[WHAT YOU ARE ASKED TO DO]: Convert every line of the data into a Markdown table with two columns, No. and Line. Number the rows in order and skip any blank lines.

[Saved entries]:
-*-
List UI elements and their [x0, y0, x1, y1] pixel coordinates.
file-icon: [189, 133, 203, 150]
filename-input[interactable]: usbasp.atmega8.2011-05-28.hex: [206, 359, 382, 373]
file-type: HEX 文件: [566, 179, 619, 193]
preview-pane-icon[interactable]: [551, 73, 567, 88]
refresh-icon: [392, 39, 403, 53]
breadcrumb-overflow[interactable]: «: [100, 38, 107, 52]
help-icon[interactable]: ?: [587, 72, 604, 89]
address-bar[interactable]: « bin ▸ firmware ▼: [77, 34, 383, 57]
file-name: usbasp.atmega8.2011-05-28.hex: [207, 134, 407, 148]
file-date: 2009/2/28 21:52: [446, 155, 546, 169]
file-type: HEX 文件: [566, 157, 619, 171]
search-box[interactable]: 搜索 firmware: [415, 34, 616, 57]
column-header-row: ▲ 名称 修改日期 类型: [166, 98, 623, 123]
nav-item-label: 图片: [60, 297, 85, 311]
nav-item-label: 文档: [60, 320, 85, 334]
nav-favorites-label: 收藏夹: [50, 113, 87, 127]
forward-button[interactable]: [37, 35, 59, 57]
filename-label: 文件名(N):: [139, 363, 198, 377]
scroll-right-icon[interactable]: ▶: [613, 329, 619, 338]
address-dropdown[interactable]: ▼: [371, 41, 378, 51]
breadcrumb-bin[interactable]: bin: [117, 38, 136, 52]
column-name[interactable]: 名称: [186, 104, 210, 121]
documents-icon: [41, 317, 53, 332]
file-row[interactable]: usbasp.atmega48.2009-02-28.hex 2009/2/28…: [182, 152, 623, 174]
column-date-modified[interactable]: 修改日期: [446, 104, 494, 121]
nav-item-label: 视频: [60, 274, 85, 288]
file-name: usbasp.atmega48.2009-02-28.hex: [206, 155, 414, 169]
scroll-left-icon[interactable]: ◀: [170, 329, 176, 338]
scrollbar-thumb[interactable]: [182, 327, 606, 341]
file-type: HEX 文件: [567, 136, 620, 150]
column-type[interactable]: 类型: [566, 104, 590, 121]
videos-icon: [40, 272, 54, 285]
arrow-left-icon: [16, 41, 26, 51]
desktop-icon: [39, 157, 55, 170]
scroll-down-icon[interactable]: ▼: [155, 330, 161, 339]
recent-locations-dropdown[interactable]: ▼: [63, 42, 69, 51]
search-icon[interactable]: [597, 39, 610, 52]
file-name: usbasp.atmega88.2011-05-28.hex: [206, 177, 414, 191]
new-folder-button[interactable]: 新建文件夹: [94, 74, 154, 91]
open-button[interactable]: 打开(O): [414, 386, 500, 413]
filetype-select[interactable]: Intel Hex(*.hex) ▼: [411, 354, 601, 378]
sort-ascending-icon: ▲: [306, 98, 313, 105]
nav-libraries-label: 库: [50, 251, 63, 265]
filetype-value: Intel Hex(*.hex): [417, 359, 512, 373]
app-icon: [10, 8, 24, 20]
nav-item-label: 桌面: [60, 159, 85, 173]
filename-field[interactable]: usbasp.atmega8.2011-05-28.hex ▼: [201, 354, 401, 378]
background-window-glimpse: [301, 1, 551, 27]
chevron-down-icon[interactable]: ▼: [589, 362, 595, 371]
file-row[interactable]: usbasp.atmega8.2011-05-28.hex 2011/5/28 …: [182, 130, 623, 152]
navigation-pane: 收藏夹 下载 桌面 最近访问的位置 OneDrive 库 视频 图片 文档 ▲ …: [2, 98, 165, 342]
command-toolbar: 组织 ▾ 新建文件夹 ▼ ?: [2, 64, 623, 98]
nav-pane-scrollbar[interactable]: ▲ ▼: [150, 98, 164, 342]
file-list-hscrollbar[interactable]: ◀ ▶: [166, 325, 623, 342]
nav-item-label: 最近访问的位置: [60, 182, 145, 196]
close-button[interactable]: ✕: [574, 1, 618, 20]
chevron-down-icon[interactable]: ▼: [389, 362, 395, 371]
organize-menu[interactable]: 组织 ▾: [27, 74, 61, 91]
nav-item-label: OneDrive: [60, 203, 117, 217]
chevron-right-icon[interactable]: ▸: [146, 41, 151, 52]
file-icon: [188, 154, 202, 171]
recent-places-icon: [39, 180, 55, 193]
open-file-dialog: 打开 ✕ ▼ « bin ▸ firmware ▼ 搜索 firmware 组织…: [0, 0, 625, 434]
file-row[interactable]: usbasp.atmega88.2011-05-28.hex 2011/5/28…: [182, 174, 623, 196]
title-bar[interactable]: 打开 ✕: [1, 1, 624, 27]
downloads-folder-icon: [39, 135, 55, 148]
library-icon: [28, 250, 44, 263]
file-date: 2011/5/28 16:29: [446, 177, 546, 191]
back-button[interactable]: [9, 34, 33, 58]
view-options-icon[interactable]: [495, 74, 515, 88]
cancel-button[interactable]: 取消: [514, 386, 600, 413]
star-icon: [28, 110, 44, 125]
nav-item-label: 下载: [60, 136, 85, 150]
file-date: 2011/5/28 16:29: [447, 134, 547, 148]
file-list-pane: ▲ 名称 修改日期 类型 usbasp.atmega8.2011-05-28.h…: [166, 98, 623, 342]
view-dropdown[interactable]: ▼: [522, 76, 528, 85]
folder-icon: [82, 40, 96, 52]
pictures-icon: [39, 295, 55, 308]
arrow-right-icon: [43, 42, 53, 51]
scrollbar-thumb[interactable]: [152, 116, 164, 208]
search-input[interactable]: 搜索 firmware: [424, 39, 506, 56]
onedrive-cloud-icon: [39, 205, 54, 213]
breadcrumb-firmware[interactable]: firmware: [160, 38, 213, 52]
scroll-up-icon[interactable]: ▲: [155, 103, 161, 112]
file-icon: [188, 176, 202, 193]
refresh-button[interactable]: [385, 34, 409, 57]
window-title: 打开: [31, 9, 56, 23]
-*-
[REPLY]:
| No. | Line |
|---|---|
| 1 | List UI elements and their [x0, y0, x1, y1] pixel coordinates. |
| 2 | file-icon: [189, 133, 203, 150] |
| 3 | filename-input[interactable]: usbasp.atmega8.2011-05-28.hex: [206, 359, 382, 373] |
| 4 | file-type: HEX 文件: [566, 179, 619, 193] |
| 5 | preview-pane-icon[interactable]: [551, 73, 567, 88] |
| 6 | refresh-icon: [392, 39, 403, 53] |
| 7 | breadcrumb-overflow[interactable]: «: [100, 38, 107, 52] |
| 8 | help-icon[interactable]: ?: [587, 72, 604, 89] |
| 9 | address-bar[interactable]: « bin ▸ firmware ▼: [77, 34, 383, 57] |
| 10 | file-name: usbasp.atmega8.2011-05-28.hex: [207, 134, 407, 148] |
| 11 | file-date: 2009/2/28 21:52: [446, 155, 546, 169] |
| 12 | file-type: HEX 文件: [566, 157, 619, 171] |
| 13 | search-box[interactable]: 搜索 firmware: [415, 34, 616, 57] |
| 14 | column-header-row: ▲ 名称 修改日期 类型: [166, 98, 623, 123] |
| 15 | nav-item-label: 图片: [60, 297, 85, 311] |
| 16 | nav-item-label: 文档: [60, 320, 85, 334] |
| 17 | nav-favorites-label: 收藏夹: [50, 113, 87, 127] |
| 18 | forward-button[interactable]: [37, 35, 59, 57] |
| 19 | filename-label: 文件名(N):: [139, 363, 198, 377] |
| 20 | scroll-right-icon[interactable]: ▶: [613, 329, 619, 338] |
| 21 | address-dropdown[interactable]: ▼: [371, 41, 378, 51] |
| 22 | breadcrumb-bin[interactable]: bin: [117, 38, 136, 52] |
| 23 | column-name[interactable]: 名称: [186, 104, 210, 121] |
| 24 | documents-icon: [41, 317, 53, 332] |
| 25 | file-row[interactable]: usbasp.atmega48.2009-02-28.hex 2009/2/28…: [182, 152, 623, 174] |
| 26 | column-date-modified[interactable]: 修改日期: [446, 104, 494, 121] |
| 27 | nav-item-label: 视频: [60, 274, 85, 288] |
| 28 | file-name: usbasp.atmega48.2009-02-28.hex: [206, 155, 414, 169] |
| 29 | scroll-left-icon[interactable]: ◀: [170, 329, 176, 338] |
| 30 | scrollbar-thumb[interactable]: [182, 327, 606, 341] |
| 31 | file-type: HEX 文件: [567, 136, 620, 150] |
| 32 | column-type[interactable]: 类型: [566, 104, 590, 121] |
| 33 | videos-icon: [40, 272, 54, 285] |
| 34 | arrow-left-icon: [16, 41, 26, 51] |
| 35 | desktop-icon: [39, 157, 55, 170] |
| 36 | scroll-down-icon[interactable]: ▼: [155, 330, 161, 339] |
| 37 | recent-locations-dropdown[interactable]: ▼: [63, 42, 69, 51] |
| 38 | search-icon[interactable]: [597, 39, 610, 52] |
| 39 | file-name: usbasp.atmega88.2011-05-28.hex: [206, 177, 414, 191] |
| 40 | new-folder-button[interactable]: 新建文件夹: [94, 74, 154, 91] |
| 41 | open-button[interactable]: 打开(O): [414, 386, 500, 413] |
| 42 | filetype-select[interactable]: Intel Hex(*.hex) ▼: [411, 354, 601, 378] |
| 43 | sort-ascending-icon: ▲: [306, 98, 313, 105] |
| 44 | nav-libraries-label: 库: [50, 251, 63, 265] |
| 45 | filetype-value: Intel Hex(*.hex): [417, 359, 512, 373] |
| 46 | app-icon: [10, 8, 24, 20] |
| 47 | nav-item-label: 桌面: [60, 159, 85, 173] |
| 48 | filename-field[interactable]: usbasp.atmega8.2011-05-28.hex ▼: [201, 354, 401, 378] |
| 49 | background-window-glimpse: [301, 1, 551, 27] |
| 50 | chevron-down-icon[interactable]: ▼: [589, 362, 595, 371] |
| 51 | file-row[interactable]: usbasp.atmega8.2011-05-28.hex 2011/5/28 …: [182, 130, 623, 152] |
| 52 | navigation-pane: 收藏夹 下载 桌面 最近访问的位置 OneDrive 库 视频 图片 文档 ▲ …: [2, 98, 165, 342] |
| 53 | command-toolbar: 组织 ▾ 新建文件夹 ▼ ?: [2, 64, 623, 98] |
| 54 | nav-pane-scrollbar[interactable]: ▲ ▼: [150, 98, 164, 342] |
| 55 | file-list-hscrollbar[interactable]: ◀ ▶: [166, 325, 623, 342] |
| 56 | nav-item-label: 最近访问的位置: [60, 182, 145, 196] |
| 57 | close-button[interactable]: ✕: [574, 1, 618, 20] |
| 58 | chevron-down-icon[interactable]: ▼: [389, 362, 395, 371] |
| 59 | organize-menu[interactable]: 组织 ▾: [27, 74, 61, 91] |
| 60 | nav-item-label: OneDrive: [60, 203, 117, 217] |
| 61 | chevron-right-icon[interactable]: ▸: [146, 41, 151, 52] |
| 62 | file-icon: [188, 154, 202, 171] |
| 63 | recent-places-icon: [39, 180, 55, 193] |
| 64 | open-file-dialog: 打开 ✕ ▼ « bin ▸ firmware ▼ 搜索 firmware 组织…: [0, 0, 625, 434] |
| 65 | file-row[interactable]: usbasp.atmega88.2011-05-28.hex 2011/5/28…: [182, 174, 623, 196] |
| 66 | title-bar[interactable]: 打开 ✕: [1, 1, 624, 27] |
| 67 | downloads-folder-icon: [39, 135, 55, 148] |
| 68 | library-icon: [28, 250, 44, 263] |
| 69 | file-date: 2011/5/28 16:29: [446, 177, 546, 191] |
| 70 | back-button[interactable]: [9, 34, 33, 58] |
| 71 | view-options-icon[interactable]: [495, 74, 515, 88] |
| 72 | cancel-button[interactable]: 取消: [514, 386, 600, 413] |
| 73 | star-icon: [28, 110, 44, 125] |
| 74 | nav-item-label: 下载: [60, 136, 85, 150] |
| 75 | file-date: 2011/5/28 16:29: [447, 134, 547, 148] |
| 76 | file-list-pane: ▲ 名称 修改日期 类型 usbasp.atmega8.2011-05-28.h…: [166, 98, 623, 342] |
| 77 | view-dropdown[interactable]: ▼: [522, 76, 528, 85] |
| 78 | folder-icon: [82, 40, 96, 52] |
| 79 | pictures-icon: [39, 295, 55, 308] |
| 80 | arrow-right-icon: [43, 42, 53, 51] |
| 81 | scrollbar-thumb[interactable]: [152, 116, 164, 208] |
| 82 | search-input[interactable]: 搜索 firmware: [424, 39, 506, 56] |
| 83 | onedrive-cloud-icon: [39, 205, 54, 213] |
| 84 | breadcrumb-firmware[interactable]: firmware: [160, 38, 213, 52] |
| 85 | scroll-up-icon[interactable]: ▲: [155, 103, 161, 112] |
| 86 | file-icon: [188, 176, 202, 193] |
| 87 | refresh-button[interactable]: [385, 34, 409, 57] |
| 88 | window-title: 打开: [31, 9, 56, 23] |